WRITTEN INSTRUCTION –
Identify every line containing the word "accumulation" and reproduce each one.

THE RECORDS –
* BEGIN *
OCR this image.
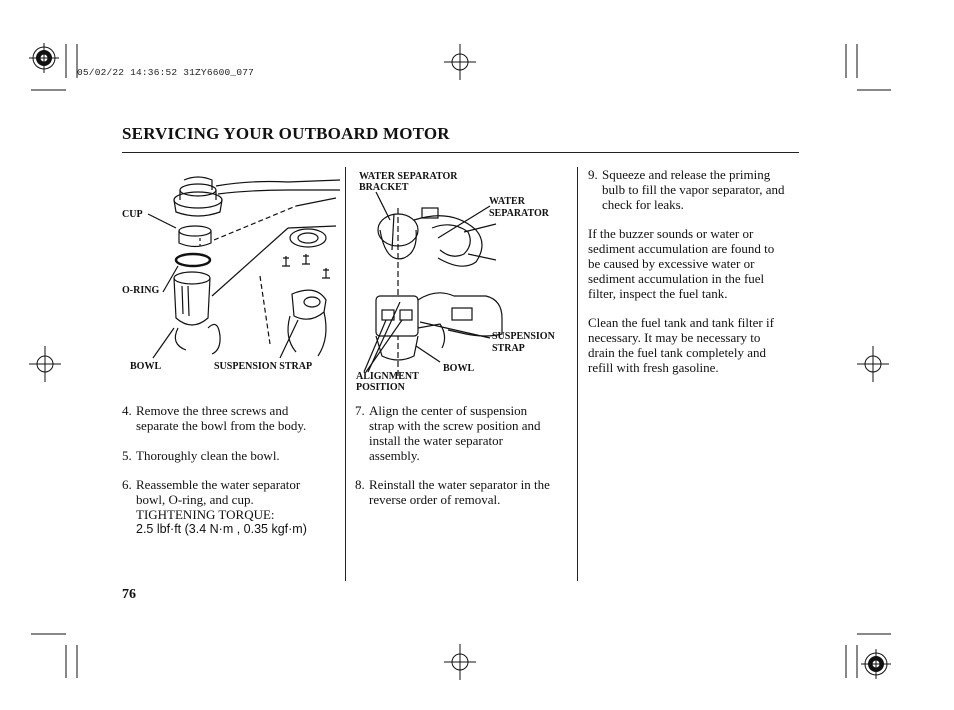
05/02/22 14:36:52 31ZY6600_077
SERVICING YOUR OUTBOARD MOTOR
CUP
O-RING
BOWL	SUSPENSION STRAP
WATER SEPARATOR
BRACKET
WATER
SEPARATOR
SUSPENSION
STRAP
ALIGNMENT
POSITION
BOWL
4. Remove the three screws and
separate the bowl from the body.
5. Thoroughly clean the bowl.
6. Reassemble the water separator
bowl, O-ring, and cup.
TIGHTENING TORQUE:
2.5 lbf·ft (3.4 N·m , 0.35 kgf·m)
7. Align the center of suspension
strap with the screw position and
install the water separator
assembly.
8. Reinstall the water separator in the
reverse order of removal.
9. Squeeze and release the priming
bulb to fill the vapor separator, and
check for leaks.
If the buzzer sounds or water or
sediment accumulation are found to
be caused by excessive water or
sediment accumulation in the fuel
filter, inspect the fuel tank.
Clean the fuel tank and tank filter if
necessary. It may be necessary to
drain the fuel tank completely and
refill with fresh gasoline.
76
* END *
RESPONSE BELOW –
sediment accumulation are found to
sediment accumulation in the fuel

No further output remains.